Records from a data collection:
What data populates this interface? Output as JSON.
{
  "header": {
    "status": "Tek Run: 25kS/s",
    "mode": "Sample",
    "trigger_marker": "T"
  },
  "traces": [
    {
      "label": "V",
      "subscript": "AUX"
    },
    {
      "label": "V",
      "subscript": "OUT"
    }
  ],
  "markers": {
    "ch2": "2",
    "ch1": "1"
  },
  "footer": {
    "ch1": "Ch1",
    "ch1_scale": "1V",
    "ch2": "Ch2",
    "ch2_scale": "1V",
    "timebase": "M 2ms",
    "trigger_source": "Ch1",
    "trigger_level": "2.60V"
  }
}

To be done = Extract the full set of entries word for word.

The output =
What data populates this interface? Output as JSON.
{
  "header": {
    "status": "Tek Run: 25kS/s",
    "mode": "Sample",
    "trigger_marker": "T"
  },
  "traces": [
    {
      "label": "V",
      "subscript": "AUX"
    },
    {
      "label": "V",
      "subscript": "OUT"
    }
  ],
  "markers": {
    "ch2": "2",
    "ch1": "1"
  },
  "footer": {
    "ch1": "Ch1",
    "ch1_scale": "1V",
    "ch2": "Ch2",
    "ch2_scale": "1V",
    "timebase": "M 2ms",
    "trigger_source": "Ch1",
    "trigger_level": "2.60V"
  }
}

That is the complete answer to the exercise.